• _GIVEN TASK_: Give all the lines below again, exactly, with no pictures.
##########
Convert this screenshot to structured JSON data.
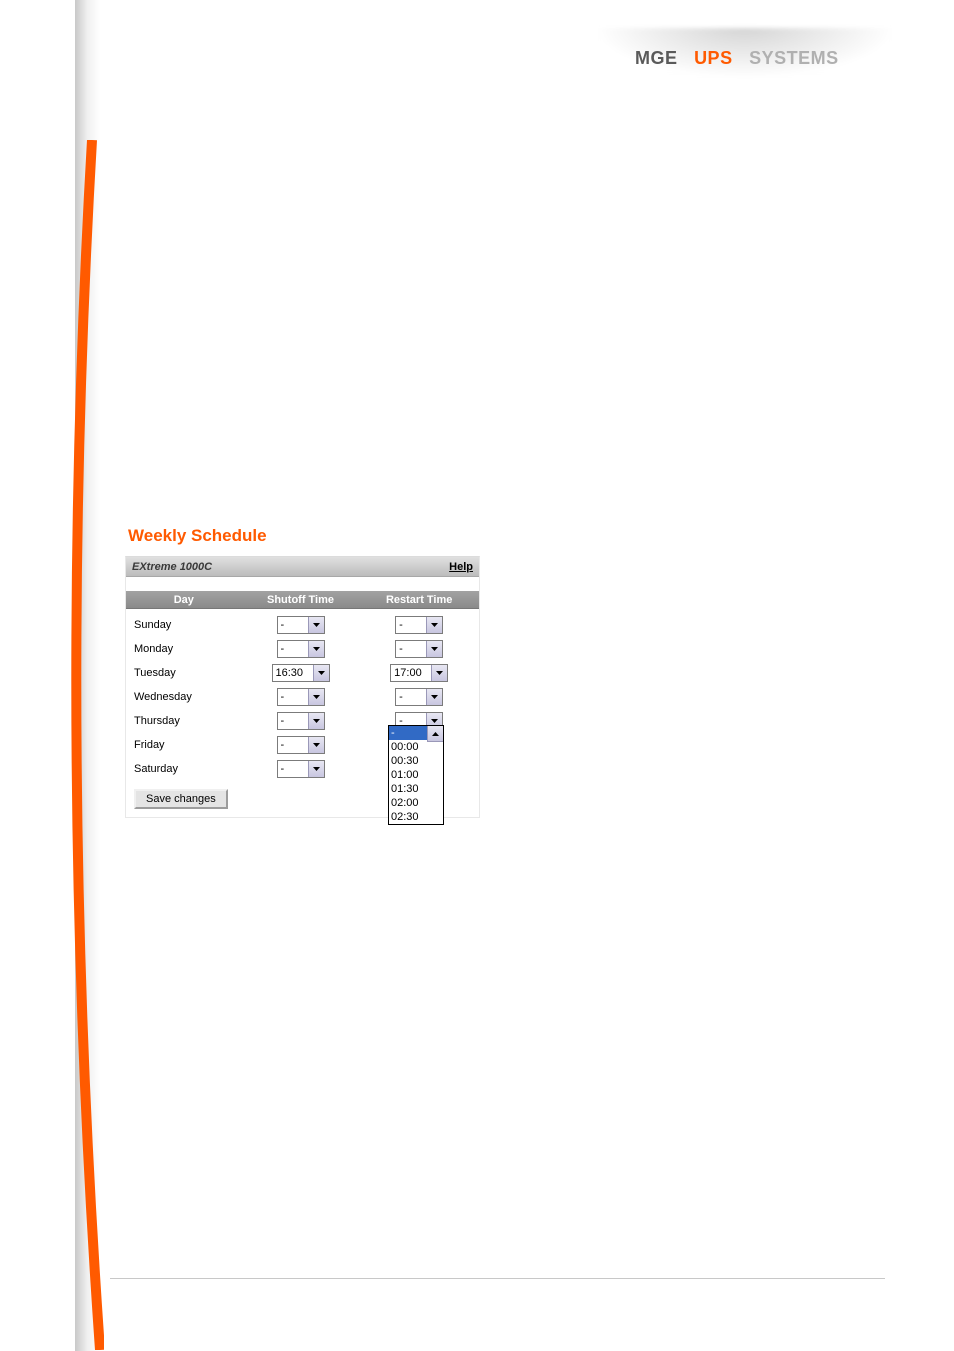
{
  "brand": {
    "w1": "MGE",
    "w2": "UPS",
    "w3": "SYSTEMS"
  },
  "title": "Weekly Schedule",
  "device": "EXtreme 1000C",
  "help_label": "Help",
  "columns": {
    "day": "Day",
    "shutoff": "Shutoff Time",
    "restart": "Restart Time"
  },
  "days": [
    {
      "name": "Sunday",
      "shutoff": "-",
      "restart": "-"
    },
    {
      "name": "Monday",
      "shutoff": "-",
      "restart": "-"
    },
    {
      "name": "Tuesday",
      "shutoff": "16:30",
      "restart": "17:00"
    },
    {
      "name": "Wednesday",
      "shutoff": "-",
      "restart": "-"
    },
    {
      "name": "Thursday",
      "shutoff": "-",
      "restart": "-"
    },
    {
      "name": "Friday",
      "shutoff": "-",
      "restart": "-"
    },
    {
      "name": "Saturday",
      "shutoff": "-",
      "restart": ""
    }
  ],
  "dropdown_options": [
    "-",
    "00:00",
    "00:30",
    "01:00",
    "01:30",
    "02:00",
    "02:30"
  ],
  "dropdown_selected": "-",
  "save_label": "Save changes"
}
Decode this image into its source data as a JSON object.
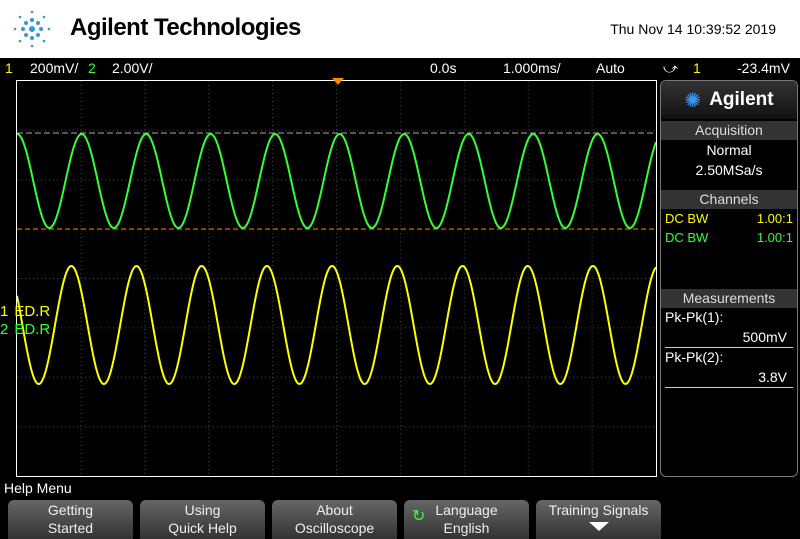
{
  "header": {
    "brand": "Agilent Technologies",
    "datetime": "Thu Nov 14 10:39:52 2019"
  },
  "status": {
    "ch1_num": "1",
    "ch1_scale": "200mV/",
    "ch2_num": "2",
    "ch2_scale": "2.00V/",
    "delay": "0.0s",
    "timebase": "1.000ms/",
    "trigger_mode": "Auto",
    "trigger_source": "1",
    "trigger_level": "-23.4mV"
  },
  "markers": {
    "ch1_num": "1",
    "ch2_num": "2",
    "ch1_label": "ED.R",
    "ch2_label": "ED.R"
  },
  "side": {
    "brand": "Agilent",
    "acq_title": "Acquisition",
    "acq_mode": "Normal",
    "acq_rate": "2.50MSa/s",
    "ch_title": "Channels",
    "ch1_coupling": "DC BW",
    "ch1_probe": "1.00:1",
    "ch2_coupling": "DC BW",
    "ch2_probe": "1.00:1",
    "meas_title": "Measurements",
    "m1_label": "Pk-Pk(1):",
    "m1_value": "500mV",
    "m2_label": "Pk-Pk(2):",
    "m2_value": "3.8V"
  },
  "menu": {
    "title": "Help Menu",
    "buttons": [
      {
        "l1": "Getting",
        "l2": "Started"
      },
      {
        "l1": "Using",
        "l2": "Quick Help"
      },
      {
        "l1": "About",
        "l2": "Oscilloscope"
      },
      {
        "l1": "Language",
        "l2": "English"
      },
      {
        "l1": "Training Signals",
        "l2": ""
      }
    ]
  },
  "colors": {
    "ch1": "#ffff00",
    "ch2": "#33ff33",
    "trigger": "#ff8000"
  }
}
##########
• _ANSWER TO THIS TASK_:
Convert this screenshot to structured JSON data.
{
  "brand": {
    "w1": "MGE",
    "w2": "UPS",
    "w3": "SYSTEMS"
  },
  "title": "Weekly Schedule",
  "device": "EXtreme 1000C",
  "help_label": "Help",
  "columns": {
    "day": "Day",
    "shutoff": "Shutoff Time",
    "restart": "Restart Time"
  },
  "days": [
    {
      "name": "Sunday",
      "shutoff": "-",
      "restart": "-"
    },
    {
      "name": "Monday",
      "shutoff": "-",
      "restart": "-"
    },
    {
      "name": "Tuesday",
      "shutoff": "16:30",
      "restart": "17:00"
    },
    {
      "name": "Wednesday",
      "shutoff": "-",
      "restart": "-"
    },
    {
      "name": "Thursday",
      "shutoff": "-",
      "restart": "-"
    },
    {
      "name": "Friday",
      "shutoff": "-",
      "restart": "-"
    },
    {
      "name": "Saturday",
      "shutoff": "-",
      "restart": ""
    }
  ],
  "dropdown_options": [
    "-",
    "00:00",
    "00:30",
    "01:00",
    "01:30",
    "02:00",
    "02:30"
  ],
  "dropdown_selected": "-",
  "save_label": "Save changes"
}
Decode this image into its source data as a JSON object.
{
  "header": {
    "brand": "Agilent Technologies",
    "datetime": "Thu Nov 14 10:39:52 2019"
  },
  "status": {
    "ch1_num": "1",
    "ch1_scale": "200mV/",
    "ch2_num": "2",
    "ch2_scale": "2.00V/",
    "delay": "0.0s",
    "timebase": "1.000ms/",
    "trigger_mode": "Auto",
    "trigger_source": "1",
    "trigger_level": "-23.4mV"
  },
  "markers": {
    "ch1_num": "1",
    "ch2_num": "2",
    "ch1_label": "ED.R",
    "ch2_label": "ED.R"
  },
  "side": {
    "brand": "Agilent",
    "acq_title": "Acquisition",
    "acq_mode": "Normal",
    "acq_rate": "2.50MSa/s",
    "ch_title": "Channels",
    "ch1_coupling": "DC BW",
    "ch1_probe": "1.00:1",
    "ch2_coupling": "DC BW",
    "ch2_probe": "1.00:1",
    "meas_title": "Measurements",
    "m1_label": "Pk-Pk(1):",
    "m1_value": "500mV",
    "m2_label": "Pk-Pk(2):",
    "m2_value": "3.8V"
  },
  "menu": {
    "title": "Help Menu",
    "buttons": [
      {
        "l1": "Getting",
        "l2": "Started"
      },
      {
        "l1": "Using",
        "l2": "Quick Help"
      },
      {
        "l1": "About",
        "l2": "Oscilloscope"
      },
      {
        "l1": "Language",
        "l2": "English"
      },
      {
        "l1": "Training Signals",
        "l2": ""
      }
    ]
  },
  "colors": {
    "ch1": "#ffff00",
    "ch2": "#33ff33",
    "trigger": "#ff8000"
  }
}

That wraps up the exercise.